WHAT YOU HAVE TO DO
Repeat every entry word for word, but leave the images out of your copy.

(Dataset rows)

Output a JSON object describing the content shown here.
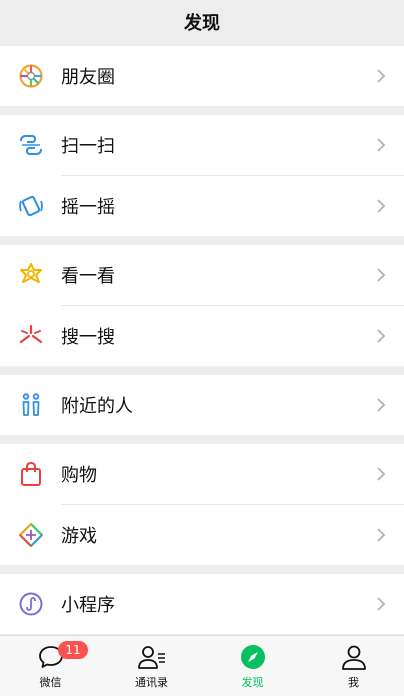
{
  "header": {
    "title": "发现"
  },
  "groups": [
    {
      "items": [
        {
          "label": "朋友圈",
          "icon": "moments-icon"
        }
      ]
    },
    {
      "items": [
        {
          "label": "扫一扫",
          "icon": "scan-icon"
        },
        {
          "label": "摇一摇",
          "icon": "shake-icon"
        }
      ]
    },
    {
      "items": [
        {
          "label": "看一看",
          "icon": "top-stories-icon"
        },
        {
          "label": "搜一搜",
          "icon": "search-icon"
        }
      ]
    },
    {
      "items": [
        {
          "label": "附近的人",
          "icon": "people-nearby-icon"
        }
      ]
    },
    {
      "items": [
        {
          "label": "购物",
          "icon": "shopping-bag-icon"
        },
        {
          "label": "游戏",
          "icon": "games-icon"
        }
      ]
    },
    {
      "items": [
        {
          "label": "小程序",
          "icon": "mini-programs-icon"
        }
      ]
    }
  ],
  "tabbar": {
    "tabs": [
      {
        "label": "微信",
        "badge": "11"
      },
      {
        "label": "通讯录"
      },
      {
        "label": "发现"
      },
      {
        "label": "我"
      }
    ]
  },
  "colors": {
    "accent": "#07c160",
    "badge": "#fa5151"
  }
}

SOLUTION
Output a JSON object describing the content shown here.
{
  "header": {
    "title": "发现"
  },
  "groups": [
    {
      "items": [
        {
          "label": "朋友圈",
          "icon": "moments-icon"
        }
      ]
    },
    {
      "items": [
        {
          "label": "扫一扫",
          "icon": "scan-icon"
        },
        {
          "label": "摇一摇",
          "icon": "shake-icon"
        }
      ]
    },
    {
      "items": [
        {
          "label": "看一看",
          "icon": "top-stories-icon"
        },
        {
          "label": "搜一搜",
          "icon": "search-icon"
        }
      ]
    },
    {
      "items": [
        {
          "label": "附近的人",
          "icon": "people-nearby-icon"
        }
      ]
    },
    {
      "items": [
        {
          "label": "购物",
          "icon": "shopping-bag-icon"
        },
        {
          "label": "游戏",
          "icon": "games-icon"
        }
      ]
    },
    {
      "items": [
        {
          "label": "小程序",
          "icon": "mini-programs-icon"
        }
      ]
    }
  ],
  "tabbar": {
    "tabs": [
      {
        "label": "微信",
        "badge": "11"
      },
      {
        "label": "通讯录"
      },
      {
        "label": "发现"
      },
      {
        "label": "我"
      }
    ]
  },
  "colors": {
    "accent": "#07c160",
    "badge": "#fa5151"
  }
}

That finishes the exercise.